--- Written problem ---
Read the listing below and copy out every line that holds "name".

□ □ □ □ □ □ □

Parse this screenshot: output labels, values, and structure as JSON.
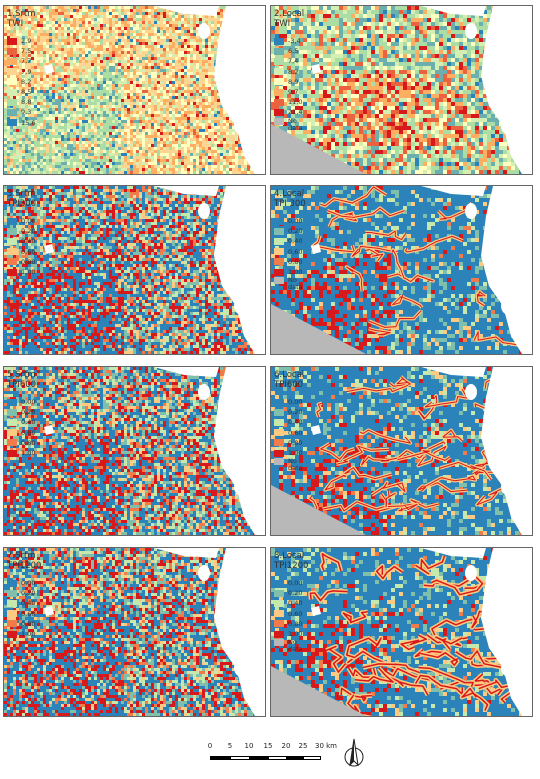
{
  "panels": [
    {
      "id": "p1",
      "title": "1.Srtm\nTWI",
      "scheme": "twi",
      "density": "fine",
      "nodata": false,
      "legend": [
        {
          "label": "2,9",
          "color": "#d7191c"
        },
        {
          "label": "7,5",
          "color": "#ea633e"
        },
        {
          "label": "7,7",
          "color": "#fdae61"
        },
        {
          "label": "7,9",
          "color": "#fed590"
        },
        {
          "label": "8,2",
          "color": "#ffffbf"
        },
        {
          "label": "8,5",
          "color": "#d5eeb2"
        },
        {
          "label": "8,8",
          "color": "#abdda4"
        },
        {
          "label": "9,3",
          "color": "#6bb0af"
        },
        {
          "label": "15,6",
          "color": "#2b83ba"
        }
      ]
    },
    {
      "id": "p2",
      "title": "2.Local\nTWI",
      "scheme": "twi_local",
      "density": "coarse",
      "nodata": true,
      "legend": [
        {
          "label": "-3,4",
          "color": "#2b83ba"
        },
        {
          "label": "6,5",
          "color": "#6bb0af"
        },
        {
          "label": "7,4",
          "color": "#abdda4"
        },
        {
          "label": "8,2",
          "color": "#d5eeb2"
        },
        {
          "label": "8,9",
          "color": "#ffffbf"
        },
        {
          "label": "9,7",
          "color": "#fdae61"
        },
        {
          "label": "11,0",
          "color": "#ea633e"
        },
        {
          "label": "21,4",
          "color": "#d7191c"
        },
        {
          "label": "No\ndata",
          "color": "#b8b8b8"
        }
      ]
    },
    {
      "id": "p3",
      "title": "3.Srtm\nTPI300",
      "scheme": "tpi",
      "density": "fine",
      "nodata": false,
      "legend": [
        {
          "label": "0,00",
          "color": "#2b83ba"
        },
        {
          "label": "0,20",
          "color": "#80bfab"
        },
        {
          "label": "0,40",
          "color": "#c7e8ad"
        },
        {
          "label": "0,60",
          "color": "#fec980"
        },
        {
          "label": "0,80",
          "color": "#f17c4a"
        },
        {
          "label": "1,00",
          "color": "#d7191c"
        }
      ]
    },
    {
      "id": "p4",
      "title": "4.Local\nTPI 300",
      "scheme": "tpi_local",
      "density": "coarse",
      "nodata": true,
      "legend": [
        {
          "label": "0,00",
          "color": "#2b83ba"
        },
        {
          "label": "0,20",
          "color": "#80bfab"
        },
        {
          "label": "0,40",
          "color": "#c7e8ad"
        },
        {
          "label": "0,60",
          "color": "#fec980"
        },
        {
          "label": "0,80",
          "color": "#f17c4a"
        },
        {
          "label": "1,00",
          "color": "#d7191c"
        },
        {
          "label": "No\ndata",
          "color": "#b8b8b8"
        }
      ]
    },
    {
      "id": "p5",
      "title": "5.Srtm\nTPI600",
      "scheme": "tpi",
      "density": "fine",
      "nodata": false,
      "legend": [
        {
          "label": "0,00",
          "color": "#2b83ba"
        },
        {
          "label": "0,20",
          "color": "#80bfab"
        },
        {
          "label": "0,40",
          "color": "#c7e8ad"
        },
        {
          "label": "0,60",
          "color": "#fec980"
        },
        {
          "label": "0,80",
          "color": "#f17c4a"
        },
        {
          "label": "1,00",
          "color": "#d7191c"
        }
      ]
    },
    {
      "id": "p6",
      "title": "6.Local\nTPI600",
      "scheme": "tpi_local",
      "density": "coarse",
      "nodata": true,
      "legend": [
        {
          "label": "0,00",
          "color": "#2b83ba"
        },
        {
          "label": "0,20",
          "color": "#80bfab"
        },
        {
          "label": "0,40",
          "color": "#c7e8ad"
        },
        {
          "label": "0,60",
          "color": "#fec980"
        },
        {
          "label": "0,80",
          "color": "#f17c4a"
        },
        {
          "label": "1,00",
          "color": "#d7191c"
        },
        {
          "label": "No\ndata",
          "color": "#b8b8b8"
        }
      ]
    },
    {
      "id": "p7",
      "title": "7.Srtm\nTPI1200",
      "scheme": "tpi",
      "density": "fine",
      "nodata": false,
      "legend": [
        {
          "label": "0,00",
          "color": "#2b83ba"
        },
        {
          "label": "0,20",
          "color": "#80bfab"
        },
        {
          "label": "0,40",
          "color": "#c7e8ad"
        },
        {
          "label": "0,60",
          "color": "#fec980"
        },
        {
          "label": "0,80",
          "color": "#f17c4a"
        },
        {
          "label": "1,00",
          "color": "#d7191c"
        }
      ]
    },
    {
      "id": "p8",
      "title": "8.Local\nTPI1200",
      "scheme": "tpi_local",
      "density": "coarse",
      "nodata": true,
      "legend": [
        {
          "label": "0,00",
          "color": "#2b83ba"
        },
        {
          "label": "0,20",
          "color": "#80bfab"
        },
        {
          "label": "0,40",
          "color": "#c7e8ad"
        },
        {
          "label": "0,60",
          "color": "#fec980"
        },
        {
          "label": "0,80",
          "color": "#f17c4a"
        },
        {
          "label": "1,00",
          "color": "#d7191c"
        },
        {
          "label": "No\ndata",
          "color": "#b8b8b8"
        }
      ]
    }
  ],
  "scalebar": {
    "labels": [
      "0",
      "5",
      "10",
      "15",
      "20",
      "25",
      "30 km"
    ]
  },
  "north_arrow": {
    "icon": "north-arrow-icon"
  },
  "colors": {
    "nodata": "#b8b8b8",
    "border": "#666666"
  }
}
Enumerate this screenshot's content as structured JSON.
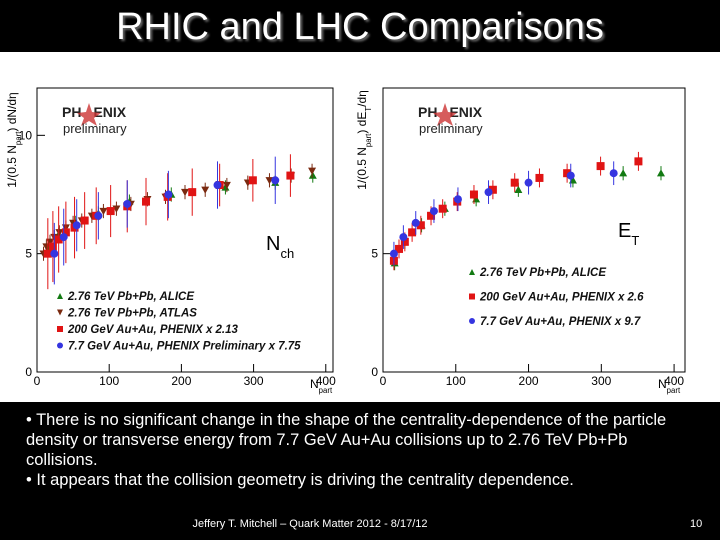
{
  "title": "RHIC and LHC Comparisons",
  "chart_data": [
    {
      "type": "scatter",
      "ylabel_parts": [
        "1/(0.5 N",
        "part",
        ") dN/dη"
      ],
      "xlabel_parts": [
        "N",
        "part"
      ],
      "tag_parts": [
        "N",
        "ch"
      ],
      "logo_parts": [
        "PH",
        "ENIX"
      ],
      "logo_sub": "preliminary",
      "xlim": [
        0,
        410
      ],
      "ylim": [
        0,
        12
      ],
      "xticks": [
        0,
        100,
        200,
        300,
        400
      ],
      "yticks": [
        0,
        5,
        10
      ],
      "series": [
        {
          "name": "2.76 TeV Pb+Pb, ALICE",
          "color": "#127a12",
          "marker": "triangle",
          "x": [
            382,
            330,
            261,
            186,
            128,
            85,
            53,
            30,
            16
          ],
          "values": [
            8.3,
            8.0,
            7.8,
            7.5,
            7.2,
            6.7,
            6.3,
            5.8,
            5.2
          ],
          "errors": [
            0.3,
            0.3,
            0.3,
            0.3,
            0.3,
            0.3,
            0.3,
            0.3,
            0.3
          ]
        },
        {
          "name": "2.76 TeV Pb+Pb, ATLAS",
          "color": "#7a2a10",
          "marker": "down",
          "x": [
            381,
            352,
            322,
            292,
            263,
            233,
            205,
            178,
            153,
            130,
            110,
            92,
            76,
            62,
            50,
            40,
            31,
            24,
            18,
            13,
            9
          ],
          "values": [
            8.5,
            8.3,
            8.1,
            8.0,
            7.9,
            7.7,
            7.6,
            7.4,
            7.3,
            7.1,
            6.9,
            6.8,
            6.6,
            6.4,
            6.3,
            6.1,
            5.9,
            5.7,
            5.5,
            5.3,
            5.0
          ],
          "errors": [
            0.3,
            0.3,
            0.3,
            0.3,
            0.3,
            0.3,
            0.3,
            0.3,
            0.3,
            0.3,
            0.3,
            0.3,
            0.3,
            0.3,
            0.3,
            0.3,
            0.3,
            0.3,
            0.3,
            0.3,
            0.3
          ]
        },
        {
          "name": "200 GeV Au+Au, PHENIX x 2.13",
          "color": "#e01414",
          "marker": "square",
          "x": [
            351,
            299,
            253,
            215,
            181,
            151,
            125,
            102,
            82,
            66,
            52,
            40,
            30,
            22,
            15
          ],
          "values": [
            8.3,
            8.1,
            7.9,
            7.6,
            7.4,
            7.2,
            7.0,
            6.8,
            6.6,
            6.4,
            6.1,
            5.9,
            5.6,
            5.3,
            5.0
          ],
          "errors": [
            0.9,
            0.9,
            0.9,
            1.0,
            1.0,
            1.0,
            1.1,
            1.1,
            1.2,
            1.2,
            1.3,
            1.3,
            1.4,
            1.5,
            1.5
          ]
        },
        {
          "name": "7.7 GeV Au+Au, PHENIX Preliminary x 7.75",
          "color": "#3535e0",
          "marker": "circle",
          "x": [
            330,
            250,
            182,
            125,
            85,
            55,
            37,
            24
          ],
          "values": [
            8.1,
            7.9,
            7.5,
            7.1,
            6.6,
            6.2,
            5.7,
            5.0
          ],
          "errors": [
            1.0,
            1.0,
            1.0,
            1.0,
            1.0,
            1.1,
            1.2,
            1.3
          ]
        }
      ]
    },
    {
      "type": "scatter",
      "ylabel_parts": [
        "1/(0.5 N",
        "part",
        ") dE",
        "T",
        "/dη"
      ],
      "xlabel_parts": [
        "N",
        "part"
      ],
      "tag_parts": [
        "E",
        "T"
      ],
      "logo_parts": [
        "PH",
        "ENIX"
      ],
      "logo_sub": "preliminary",
      "xlim": [
        0,
        415
      ],
      "ylim": [
        0,
        12
      ],
      "xticks": [
        0,
        100,
        200,
        300,
        400
      ],
      "yticks": [
        0,
        5
      ],
      "series": [
        {
          "name": "2.76 TeV Pb+Pb, ALICE",
          "color": "#127a12",
          "marker": "triangle",
          "x": [
            382,
            330,
            261,
            186,
            128,
            85,
            53,
            30,
            16
          ],
          "values": [
            8.4,
            8.4,
            8.1,
            7.7,
            7.3,
            6.9,
            6.2,
            5.5,
            4.6
          ],
          "errors": [
            0.3,
            0.3,
            0.3,
            0.3,
            0.3,
            0.3,
            0.3,
            0.3,
            0.3
          ]
        },
        {
          "name": "200 GeV Au+Au, PHENIX x 2.6",
          "color": "#e01414",
          "marker": "square",
          "x": [
            351,
            299,
            253,
            215,
            181,
            151,
            125,
            102,
            82,
            66,
            52,
            40,
            30,
            22,
            15
          ],
          "values": [
            8.9,
            8.7,
            8.4,
            8.2,
            8.0,
            7.7,
            7.5,
            7.2,
            6.9,
            6.6,
            6.2,
            5.9,
            5.5,
            5.2,
            4.7
          ],
          "errors": [
            0.4,
            0.4,
            0.4,
            0.4,
            0.4,
            0.4,
            0.4,
            0.4,
            0.4,
            0.4,
            0.4,
            0.4,
            0.4,
            0.4,
            0.4
          ]
        },
        {
          "name": "7.7 GeV Au+Au, PHENIX x 9.7",
          "color": "#3535e0",
          "marker": "circle",
          "x": [
            317,
            258,
            200,
            145,
            103,
            70,
            45,
            28,
            15
          ],
          "values": [
            8.4,
            8.3,
            8.0,
            7.6,
            7.3,
            6.8,
            6.3,
            5.7,
            5.0
          ],
          "errors": [
            0.5,
            0.5,
            0.5,
            0.5,
            0.5,
            0.5,
            0.5,
            0.5,
            0.5
          ]
        }
      ]
    }
  ],
  "bullets": [
    "There is no significant change in the shape of the centrality-dependence of the particle density or transverse energy from 7.7 GeV Au+Au collisions up to 2.76 TeV Pb+Pb collisions.",
    "It appears that the collision geometry is driving the centrality dependence."
  ],
  "footer": "Jeffery T. Mitchell – Quark Matter 2012 - 8/17/12",
  "page_number": "10"
}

□ □ □ □ □ □ □

--- Response to the exercise ---
          "name": "2.76 TeV Pb+Pb, ALICE",
          "name": "2.76 TeV Pb+Pb, ATLAS",
          "name": "200 GeV Au+Au, PHENIX x 2.13",
          "name": "7.7 GeV Au+Au, PHENIX Preliminary x 7.75",
          "name": "2.76 TeV Pb+Pb, ALICE",
          "name": "200 GeV Au+Au, PHENIX x 2.6",
          "name": "7.7 GeV Au+Au, PHENIX x 9.7",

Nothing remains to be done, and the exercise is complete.